** Start AVAILABLE RECORDS **

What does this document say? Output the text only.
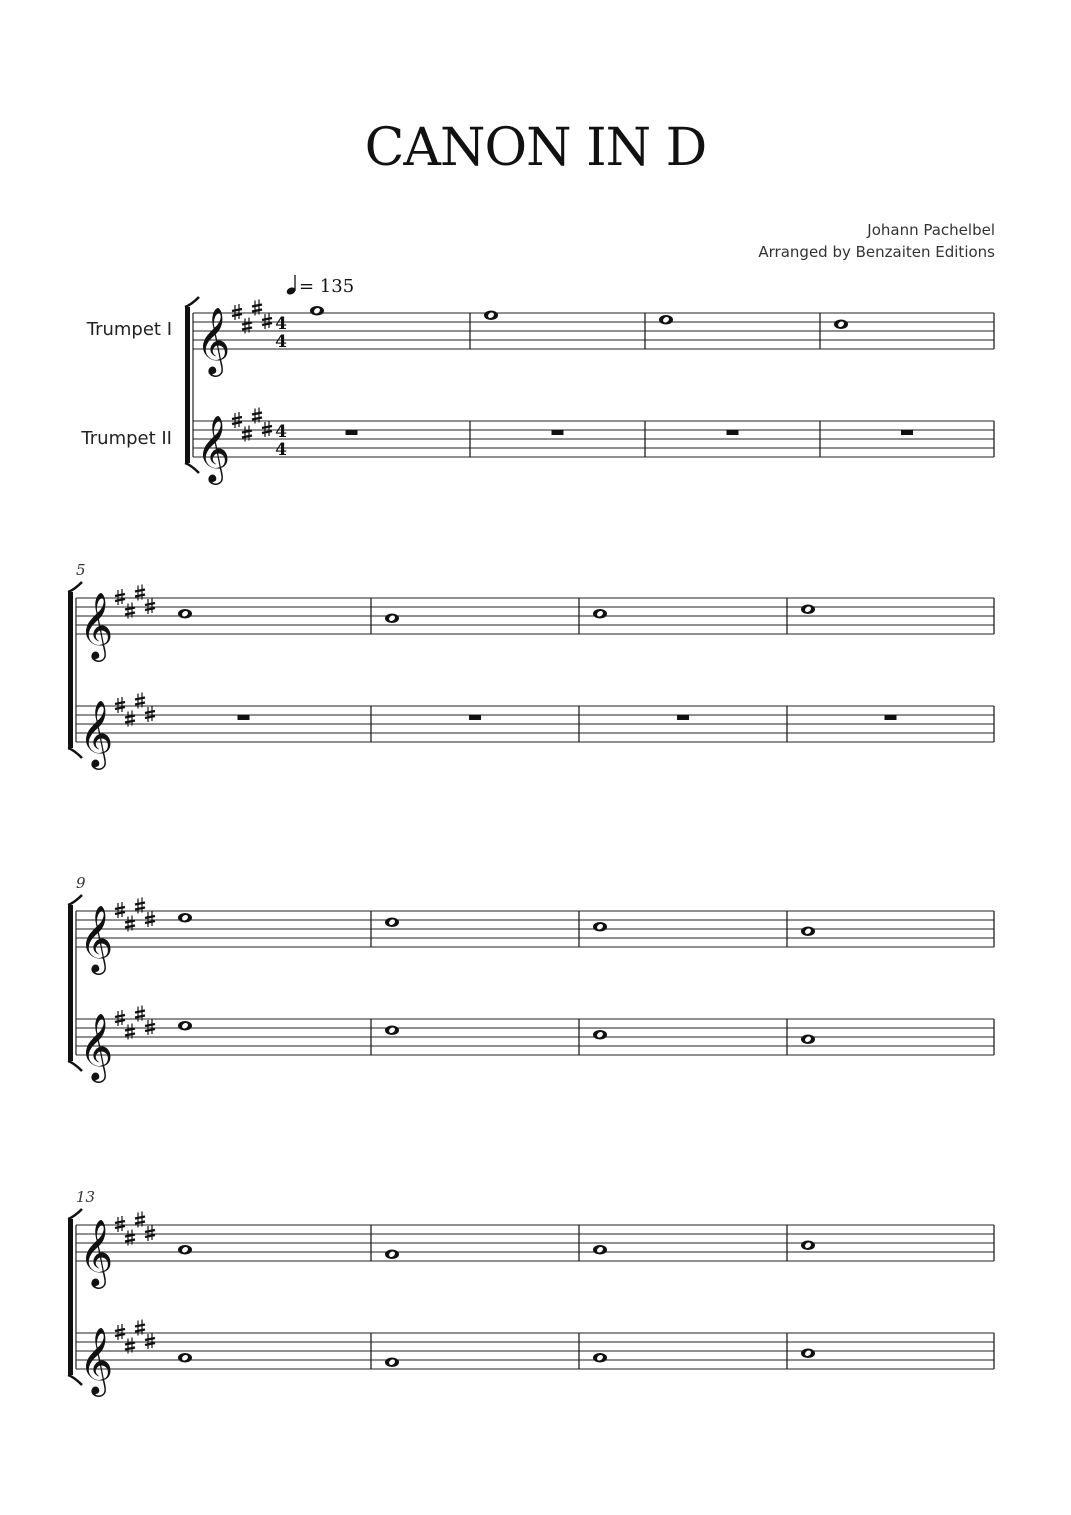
CANON IN D
Johann Pachelbel
Arranged by Benzaiten Editions
Trumpet I
Trumpet II
𝄞	4
4
𝄞	4
4
5
𝄞
𝄞
9
𝄞
𝄞
13
𝄞
𝄞
= 135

** End AVAILABLE RECORDS **

## [WHAT YOU SHOULD DO]
Write the records above out again exactly, with no pictures in your copy.

## [THE COMPLETED TASK]
What does this document say? Output the text only.
CANON IN D
Johann Pachelbel
Arranged by Benzaiten Editions
Trumpet I
Trumpet II
𝄞	4
4
𝄞	4
4
5
𝄞
𝄞
9
𝄞
𝄞
13
𝄞
𝄞
= 135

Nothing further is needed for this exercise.